TASK OBJECTIVE
Gather up every line from the entries below that uses the word "grade".

>> Start DATA LINES

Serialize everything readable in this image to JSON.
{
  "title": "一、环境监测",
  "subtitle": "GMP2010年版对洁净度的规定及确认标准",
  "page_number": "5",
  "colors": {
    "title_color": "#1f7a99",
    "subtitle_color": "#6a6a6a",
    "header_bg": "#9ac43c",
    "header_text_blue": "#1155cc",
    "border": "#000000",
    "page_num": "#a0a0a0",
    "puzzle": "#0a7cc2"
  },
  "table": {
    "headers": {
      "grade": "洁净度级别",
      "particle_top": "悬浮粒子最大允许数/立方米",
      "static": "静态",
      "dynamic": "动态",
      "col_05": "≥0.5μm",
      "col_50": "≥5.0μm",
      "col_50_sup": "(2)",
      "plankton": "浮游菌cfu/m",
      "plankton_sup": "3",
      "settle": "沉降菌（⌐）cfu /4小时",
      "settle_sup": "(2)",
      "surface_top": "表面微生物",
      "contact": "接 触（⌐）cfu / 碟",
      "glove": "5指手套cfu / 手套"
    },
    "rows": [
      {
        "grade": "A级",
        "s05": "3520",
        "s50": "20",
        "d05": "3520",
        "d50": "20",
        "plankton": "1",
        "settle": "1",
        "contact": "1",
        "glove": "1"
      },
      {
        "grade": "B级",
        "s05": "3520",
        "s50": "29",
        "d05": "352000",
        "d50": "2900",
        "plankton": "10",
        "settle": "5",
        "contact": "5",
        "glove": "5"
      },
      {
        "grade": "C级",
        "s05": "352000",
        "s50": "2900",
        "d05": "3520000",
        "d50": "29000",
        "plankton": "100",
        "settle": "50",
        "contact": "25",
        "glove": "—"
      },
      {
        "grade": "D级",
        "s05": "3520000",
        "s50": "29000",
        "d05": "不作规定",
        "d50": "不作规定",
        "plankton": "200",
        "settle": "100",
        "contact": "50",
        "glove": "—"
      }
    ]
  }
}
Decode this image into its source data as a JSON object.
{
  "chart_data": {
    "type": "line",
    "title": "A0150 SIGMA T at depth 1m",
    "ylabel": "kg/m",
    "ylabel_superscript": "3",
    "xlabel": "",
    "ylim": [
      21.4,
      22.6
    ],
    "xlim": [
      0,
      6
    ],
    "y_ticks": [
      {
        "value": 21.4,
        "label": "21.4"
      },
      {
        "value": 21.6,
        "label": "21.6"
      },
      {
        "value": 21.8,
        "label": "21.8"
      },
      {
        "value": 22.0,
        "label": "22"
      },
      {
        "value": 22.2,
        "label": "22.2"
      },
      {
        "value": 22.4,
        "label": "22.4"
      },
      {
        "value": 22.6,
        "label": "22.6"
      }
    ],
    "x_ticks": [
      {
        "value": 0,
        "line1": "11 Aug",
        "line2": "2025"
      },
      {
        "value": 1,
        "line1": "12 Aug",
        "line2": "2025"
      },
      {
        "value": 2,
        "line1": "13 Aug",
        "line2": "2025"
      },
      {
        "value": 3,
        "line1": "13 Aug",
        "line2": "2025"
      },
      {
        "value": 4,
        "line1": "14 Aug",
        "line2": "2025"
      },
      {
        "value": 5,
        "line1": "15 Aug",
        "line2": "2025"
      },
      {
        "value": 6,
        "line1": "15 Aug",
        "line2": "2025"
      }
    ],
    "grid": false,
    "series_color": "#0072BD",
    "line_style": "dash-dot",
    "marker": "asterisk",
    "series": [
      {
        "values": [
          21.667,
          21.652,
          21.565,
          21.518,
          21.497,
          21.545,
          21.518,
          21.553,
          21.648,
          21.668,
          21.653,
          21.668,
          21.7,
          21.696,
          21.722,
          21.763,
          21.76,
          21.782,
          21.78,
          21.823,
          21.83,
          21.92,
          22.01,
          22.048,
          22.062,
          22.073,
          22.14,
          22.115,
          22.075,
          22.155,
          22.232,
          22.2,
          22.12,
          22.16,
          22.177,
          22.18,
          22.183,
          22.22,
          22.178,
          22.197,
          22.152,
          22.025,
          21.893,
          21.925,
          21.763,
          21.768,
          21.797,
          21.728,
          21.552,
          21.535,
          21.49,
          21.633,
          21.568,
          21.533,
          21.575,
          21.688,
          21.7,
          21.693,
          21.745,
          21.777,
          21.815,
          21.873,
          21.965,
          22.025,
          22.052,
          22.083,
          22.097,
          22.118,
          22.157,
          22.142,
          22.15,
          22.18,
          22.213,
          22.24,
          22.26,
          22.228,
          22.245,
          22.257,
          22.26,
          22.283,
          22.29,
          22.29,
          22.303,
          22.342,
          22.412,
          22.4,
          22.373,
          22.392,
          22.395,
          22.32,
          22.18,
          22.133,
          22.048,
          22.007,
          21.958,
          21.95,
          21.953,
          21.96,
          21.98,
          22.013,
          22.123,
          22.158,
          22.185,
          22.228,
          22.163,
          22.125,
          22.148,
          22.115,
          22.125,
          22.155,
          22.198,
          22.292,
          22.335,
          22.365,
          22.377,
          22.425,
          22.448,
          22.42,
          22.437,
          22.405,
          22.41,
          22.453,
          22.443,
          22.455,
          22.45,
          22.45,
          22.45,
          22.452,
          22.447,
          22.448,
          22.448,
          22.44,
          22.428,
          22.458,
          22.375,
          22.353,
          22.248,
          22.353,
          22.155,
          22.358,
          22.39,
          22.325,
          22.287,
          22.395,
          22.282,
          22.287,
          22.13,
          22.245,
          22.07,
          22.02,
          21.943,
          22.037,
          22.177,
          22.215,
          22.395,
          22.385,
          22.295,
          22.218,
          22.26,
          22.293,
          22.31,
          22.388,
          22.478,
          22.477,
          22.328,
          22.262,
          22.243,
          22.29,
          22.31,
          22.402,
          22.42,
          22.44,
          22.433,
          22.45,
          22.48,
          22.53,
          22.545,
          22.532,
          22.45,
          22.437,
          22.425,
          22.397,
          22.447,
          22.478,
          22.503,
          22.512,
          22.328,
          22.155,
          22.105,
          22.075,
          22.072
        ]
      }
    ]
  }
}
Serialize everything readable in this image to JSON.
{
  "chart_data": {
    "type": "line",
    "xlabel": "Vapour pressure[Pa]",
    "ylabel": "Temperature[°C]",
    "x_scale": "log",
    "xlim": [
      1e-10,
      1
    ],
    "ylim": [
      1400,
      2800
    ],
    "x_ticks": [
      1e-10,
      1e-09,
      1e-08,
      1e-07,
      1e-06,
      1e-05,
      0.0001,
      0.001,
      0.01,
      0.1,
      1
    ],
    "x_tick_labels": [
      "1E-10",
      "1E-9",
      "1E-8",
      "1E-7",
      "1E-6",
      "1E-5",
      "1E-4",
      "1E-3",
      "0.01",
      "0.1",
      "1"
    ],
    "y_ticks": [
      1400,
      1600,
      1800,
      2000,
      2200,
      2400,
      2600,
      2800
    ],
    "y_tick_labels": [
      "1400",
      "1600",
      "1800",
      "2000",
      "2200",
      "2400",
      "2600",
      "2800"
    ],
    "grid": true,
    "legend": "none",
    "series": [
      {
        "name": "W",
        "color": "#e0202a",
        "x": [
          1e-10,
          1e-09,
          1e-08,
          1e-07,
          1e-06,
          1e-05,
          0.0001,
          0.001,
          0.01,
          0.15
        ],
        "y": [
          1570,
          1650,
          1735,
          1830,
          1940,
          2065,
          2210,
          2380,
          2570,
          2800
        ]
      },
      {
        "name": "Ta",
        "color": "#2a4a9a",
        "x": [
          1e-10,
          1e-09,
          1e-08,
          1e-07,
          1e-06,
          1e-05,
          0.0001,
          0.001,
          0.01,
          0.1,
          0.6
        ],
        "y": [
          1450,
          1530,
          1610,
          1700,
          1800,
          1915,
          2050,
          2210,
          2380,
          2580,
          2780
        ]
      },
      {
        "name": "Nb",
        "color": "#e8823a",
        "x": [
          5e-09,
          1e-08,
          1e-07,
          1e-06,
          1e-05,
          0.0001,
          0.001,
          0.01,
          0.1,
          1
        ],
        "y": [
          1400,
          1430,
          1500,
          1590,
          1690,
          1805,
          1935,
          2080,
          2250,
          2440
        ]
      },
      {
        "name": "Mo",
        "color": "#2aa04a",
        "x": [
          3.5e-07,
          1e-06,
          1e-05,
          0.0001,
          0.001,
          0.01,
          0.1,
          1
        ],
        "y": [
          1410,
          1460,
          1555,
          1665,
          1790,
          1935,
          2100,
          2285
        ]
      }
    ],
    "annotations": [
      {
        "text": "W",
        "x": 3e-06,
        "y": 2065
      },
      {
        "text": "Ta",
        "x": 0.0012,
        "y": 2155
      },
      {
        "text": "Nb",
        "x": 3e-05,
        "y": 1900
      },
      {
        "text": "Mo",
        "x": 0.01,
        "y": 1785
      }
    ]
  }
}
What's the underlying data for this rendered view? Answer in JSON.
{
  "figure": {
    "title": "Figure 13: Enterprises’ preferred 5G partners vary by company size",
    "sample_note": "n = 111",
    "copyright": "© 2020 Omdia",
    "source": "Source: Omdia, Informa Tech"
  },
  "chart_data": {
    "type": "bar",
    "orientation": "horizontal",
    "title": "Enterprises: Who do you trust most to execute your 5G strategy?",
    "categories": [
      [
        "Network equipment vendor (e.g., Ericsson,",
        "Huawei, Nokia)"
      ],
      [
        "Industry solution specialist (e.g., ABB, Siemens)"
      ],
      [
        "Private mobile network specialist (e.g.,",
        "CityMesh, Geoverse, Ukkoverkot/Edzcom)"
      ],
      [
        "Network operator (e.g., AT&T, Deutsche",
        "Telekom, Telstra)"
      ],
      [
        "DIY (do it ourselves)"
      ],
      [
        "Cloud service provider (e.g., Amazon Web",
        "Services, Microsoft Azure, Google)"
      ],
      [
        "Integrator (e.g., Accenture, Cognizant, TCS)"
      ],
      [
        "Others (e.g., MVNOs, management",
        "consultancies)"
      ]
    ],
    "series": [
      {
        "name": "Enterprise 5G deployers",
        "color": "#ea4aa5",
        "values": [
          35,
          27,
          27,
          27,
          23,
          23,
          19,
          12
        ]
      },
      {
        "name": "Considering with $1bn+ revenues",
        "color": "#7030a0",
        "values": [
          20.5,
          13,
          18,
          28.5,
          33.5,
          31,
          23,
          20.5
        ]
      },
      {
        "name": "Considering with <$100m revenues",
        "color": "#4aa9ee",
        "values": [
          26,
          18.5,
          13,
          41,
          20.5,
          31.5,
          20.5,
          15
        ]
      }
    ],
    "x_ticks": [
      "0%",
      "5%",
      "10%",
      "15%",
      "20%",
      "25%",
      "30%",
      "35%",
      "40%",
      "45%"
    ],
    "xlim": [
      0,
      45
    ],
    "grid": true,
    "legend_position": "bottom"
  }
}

>> End DATA LINES

RESULT OF THIS TASK
      "grade": "洁净度级别",
        "grade": "A级",
        "grade": "B级",
        "grade": "C级",
        "grade": "D级",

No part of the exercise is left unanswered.